- **Your objective**:
Repeat every entry in the listing below, exactly.

- **Supplied information**:

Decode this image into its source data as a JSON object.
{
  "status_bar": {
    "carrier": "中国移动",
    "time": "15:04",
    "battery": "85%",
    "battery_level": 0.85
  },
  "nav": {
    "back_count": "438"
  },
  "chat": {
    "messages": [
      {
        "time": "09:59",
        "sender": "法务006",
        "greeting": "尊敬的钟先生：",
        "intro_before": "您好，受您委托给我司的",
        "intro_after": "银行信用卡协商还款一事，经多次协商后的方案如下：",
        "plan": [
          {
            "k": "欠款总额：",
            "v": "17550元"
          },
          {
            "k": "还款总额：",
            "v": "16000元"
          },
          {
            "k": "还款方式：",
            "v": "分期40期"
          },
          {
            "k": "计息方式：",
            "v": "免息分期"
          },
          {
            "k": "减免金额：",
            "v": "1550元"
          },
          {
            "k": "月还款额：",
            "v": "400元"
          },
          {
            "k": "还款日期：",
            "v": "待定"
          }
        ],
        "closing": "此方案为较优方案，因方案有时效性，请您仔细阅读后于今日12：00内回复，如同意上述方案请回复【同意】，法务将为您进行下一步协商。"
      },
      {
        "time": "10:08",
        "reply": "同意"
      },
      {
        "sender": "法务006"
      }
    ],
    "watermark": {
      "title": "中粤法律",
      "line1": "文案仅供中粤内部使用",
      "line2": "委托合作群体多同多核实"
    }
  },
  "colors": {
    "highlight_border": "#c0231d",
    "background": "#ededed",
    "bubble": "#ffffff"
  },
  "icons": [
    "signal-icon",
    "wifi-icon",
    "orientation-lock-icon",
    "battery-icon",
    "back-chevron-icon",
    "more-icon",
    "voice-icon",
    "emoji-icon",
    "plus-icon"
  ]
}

- **Response to this task**:
Decode this image into its source data as a JSON object.
{
  "status_bar": {
    "carrier": "中国移动",
    "time": "15:04",
    "battery": "85%",
    "battery_level": 0.85
  },
  "nav": {
    "back_count": "438"
  },
  "chat": {
    "messages": [
      {
        "time": "09:59",
        "sender": "法务006",
        "greeting": "尊敬的钟先生：",
        "intro_before": "您好，受您委托给我司的",
        "intro_after": "银行信用卡协商还款一事，经多次协商后的方案如下：",
        "plan": [
          {
            "k": "欠款总额：",
            "v": "17550元"
          },
          {
            "k": "还款总额：",
            "v": "16000元"
          },
          {
            "k": "还款方式：",
            "v": "分期40期"
          },
          {
            "k": "计息方式：",
            "v": "免息分期"
          },
          {
            "k": "减免金额：",
            "v": "1550元"
          },
          {
            "k": "月还款额：",
            "v": "400元"
          },
          {
            "k": "还款日期：",
            "v": "待定"
          }
        ],
        "closing": "此方案为较优方案，因方案有时效性，请您仔细阅读后于今日12：00内回复，如同意上述方案请回复【同意】，法务将为您进行下一步协商。"
      },
      {
        "time": "10:08",
        "reply": "同意"
      },
      {
        "sender": "法务006"
      }
    ],
    "watermark": {
      "title": "中粤法律",
      "line1": "文案仅供中粤内部使用",
      "line2": "委托合作群体多同多核实"
    }
  },
  "colors": {
    "highlight_border": "#c0231d",
    "background": "#ededed",
    "bubble": "#ffffff"
  },
  "icons": [
    "signal-icon",
    "wifi-icon",
    "orientation-lock-icon",
    "battery-icon",
    "back-chevron-icon",
    "more-icon",
    "voice-icon",
    "emoji-icon",
    "plus-icon"
  ]
}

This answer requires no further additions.